§ **Exercise instructions**
The records below must be output exactly, without pictures.

§ **Dataset rows**
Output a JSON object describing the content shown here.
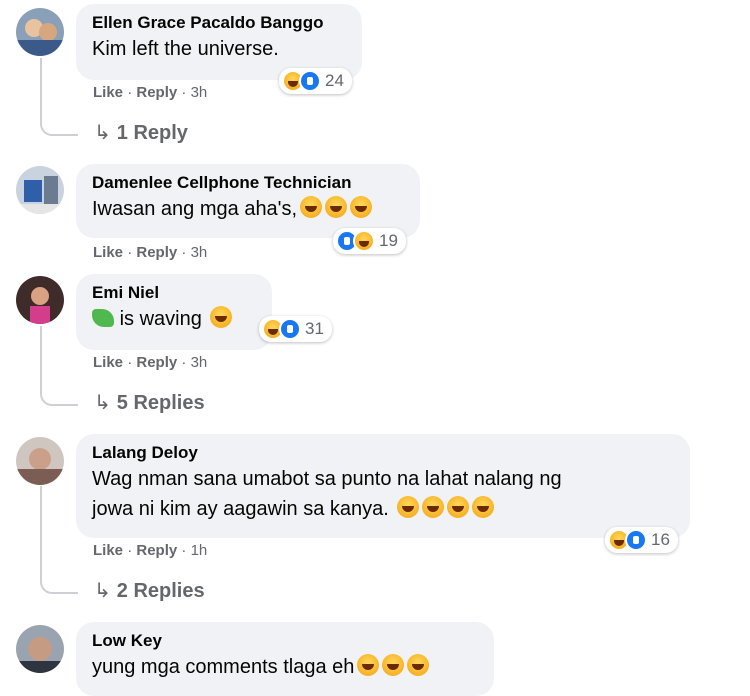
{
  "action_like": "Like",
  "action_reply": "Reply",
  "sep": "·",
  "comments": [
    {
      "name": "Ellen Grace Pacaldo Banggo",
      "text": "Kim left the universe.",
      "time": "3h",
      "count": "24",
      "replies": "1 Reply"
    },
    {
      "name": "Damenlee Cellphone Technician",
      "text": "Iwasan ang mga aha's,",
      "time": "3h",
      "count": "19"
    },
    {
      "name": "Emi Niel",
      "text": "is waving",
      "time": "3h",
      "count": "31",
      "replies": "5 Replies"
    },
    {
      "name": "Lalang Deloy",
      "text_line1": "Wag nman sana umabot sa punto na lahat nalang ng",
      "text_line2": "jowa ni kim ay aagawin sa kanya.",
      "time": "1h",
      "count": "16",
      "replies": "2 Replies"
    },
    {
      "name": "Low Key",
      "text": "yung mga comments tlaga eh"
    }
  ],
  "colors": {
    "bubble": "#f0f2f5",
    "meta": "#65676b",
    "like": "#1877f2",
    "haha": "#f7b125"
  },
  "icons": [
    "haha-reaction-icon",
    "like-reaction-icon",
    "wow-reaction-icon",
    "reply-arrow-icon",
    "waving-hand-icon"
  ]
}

§ **Task result**
Output a JSON object describing the content shown here.
{
  "action_like": "Like",
  "action_reply": "Reply",
  "sep": "·",
  "comments": [
    {
      "name": "Ellen Grace Pacaldo Banggo",
      "text": "Kim left the universe.",
      "time": "3h",
      "count": "24",
      "replies": "1 Reply"
    },
    {
      "name": "Damenlee Cellphone Technician",
      "text": "Iwasan ang mga aha's,",
      "time": "3h",
      "count": "19"
    },
    {
      "name": "Emi Niel",
      "text": "is waving",
      "time": "3h",
      "count": "31",
      "replies": "5 Replies"
    },
    {
      "name": "Lalang Deloy",
      "text_line1": "Wag nman sana umabot sa punto na lahat nalang ng",
      "text_line2": "jowa ni kim ay aagawin sa kanya.",
      "time": "1h",
      "count": "16",
      "replies": "2 Replies"
    },
    {
      "name": "Low Key",
      "text": "yung mga comments tlaga eh"
    }
  ],
  "colors": {
    "bubble": "#f0f2f5",
    "meta": "#65676b",
    "like": "#1877f2",
    "haha": "#f7b125"
  },
  "icons": [
    "haha-reaction-icon",
    "like-reaction-icon",
    "wow-reaction-icon",
    "reply-arrow-icon",
    "waving-hand-icon"
  ]
}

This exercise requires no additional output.